What you should do: Write out all records as given; omit images.

[Dataset items]
====

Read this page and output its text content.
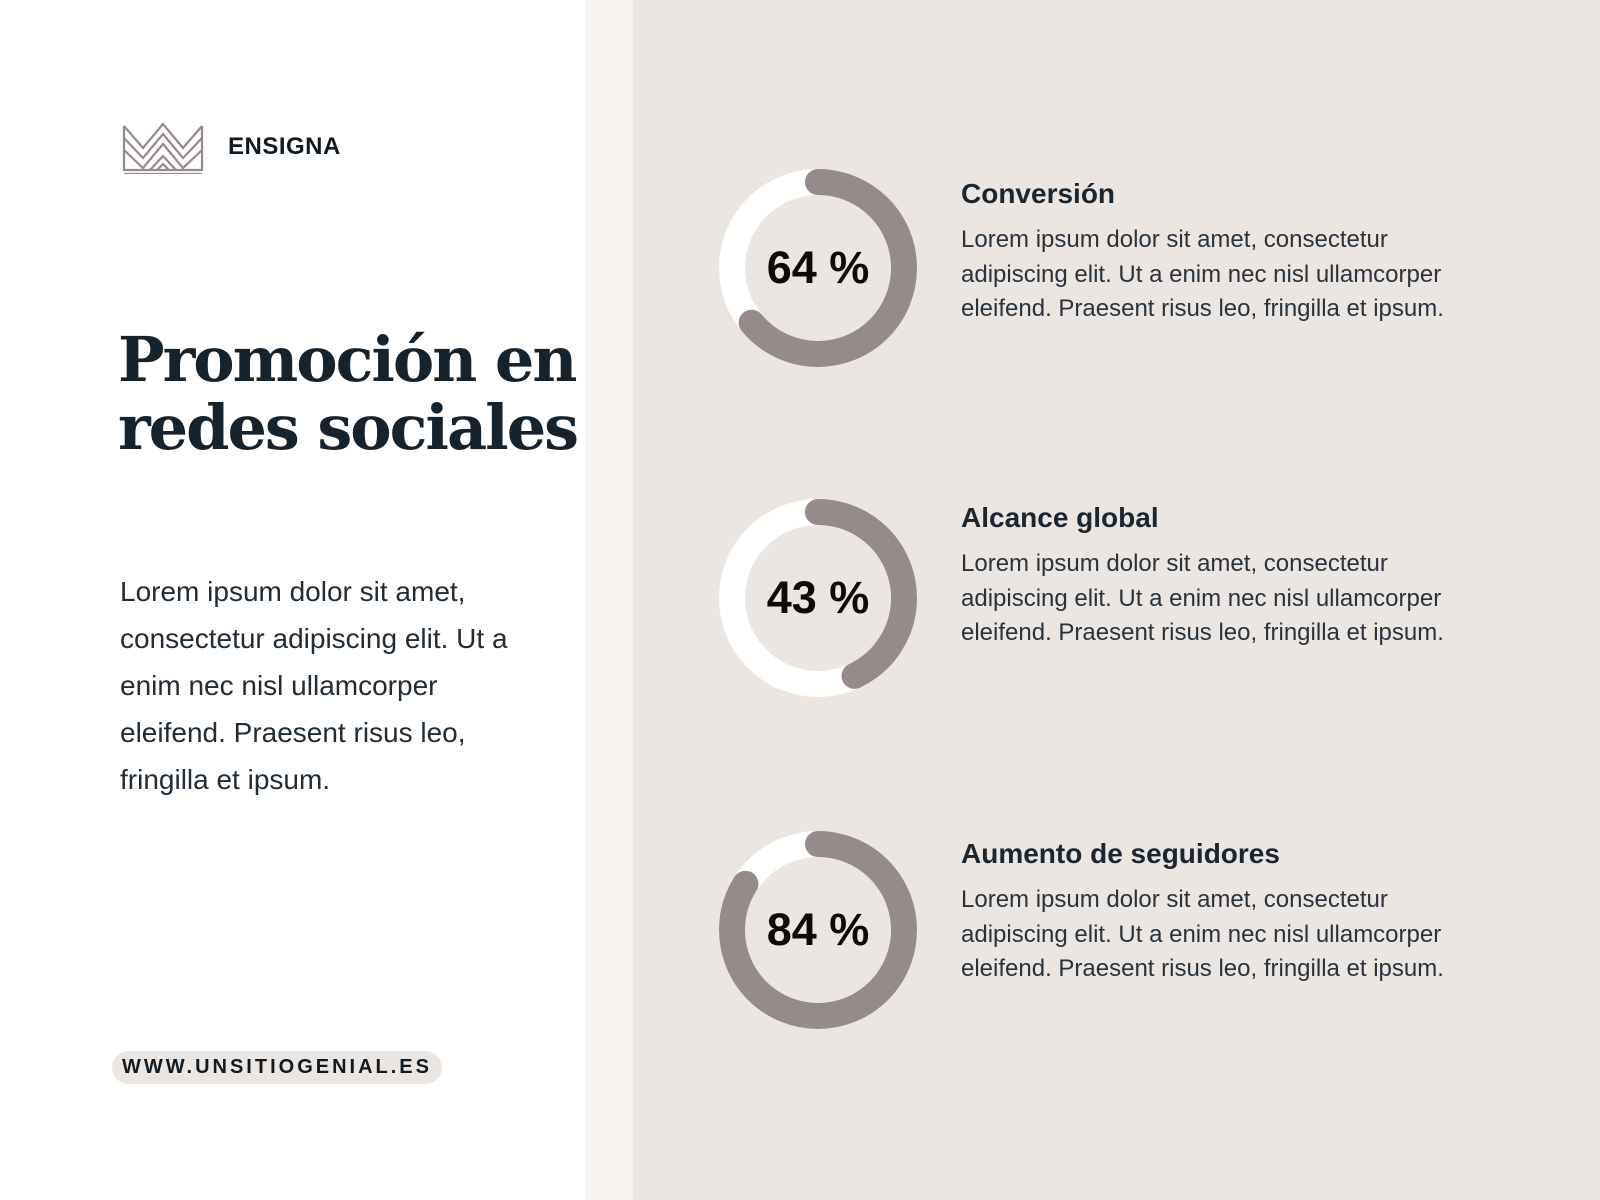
ENSIGNA
Promoción en redes sociales

Lorem ipsum dolor sit amet, consectetur adipiscing elit. Ut a enim nec nisl ullamcorper eleifend. Praesent risus leo, fringilla et ipsum.

WWW.UNSITIOGENIAL.ES
64 %
Conversión
Lorem ipsum dolor sit amet, consectetur adipiscing elit. Ut a enim nec nisl ullamcorper eleifend. Praesent risus leo, fringilla et ipsum.
43 %
Alcance global
Lorem ipsum dolor sit amet, consectetur adipiscing elit. Ut a enim nec nisl ullamcorper eleifend. Praesent risus leo, fringilla et ipsum.
84 %
Aumento de seguidores
Lorem ipsum dolor sit amet, consectetur adipiscing elit. Ut a enim nec nisl ullamcorper eleifend. Praesent risus leo, fringilla et ipsum.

====

Right answer:
Read this page and output its text content.
ENSIGNA
Promoción en redes sociales

Lorem ipsum dolor sit amet, consectetur adipiscing elit. Ut a enim nec nisl ullamcorper eleifend. Praesent risus leo, fringilla et ipsum.

WWW.UNSITIOGENIAL.ES
64 %
Conversión
Lorem ipsum dolor sit amet, consectetur adipiscing elit. Ut a enim nec nisl ullamcorper eleifend. Praesent risus leo, fringilla et ipsum.
43 %
Alcance global
Lorem ipsum dolor sit amet, consectetur adipiscing elit. Ut a enim nec nisl ullamcorper eleifend. Praesent risus leo, fringilla et ipsum.
84 %
Aumento de seguidores
Lorem ipsum dolor sit amet, consectetur adipiscing elit. Ut a enim nec nisl ullamcorper eleifend. Praesent risus leo, fringilla et ipsum.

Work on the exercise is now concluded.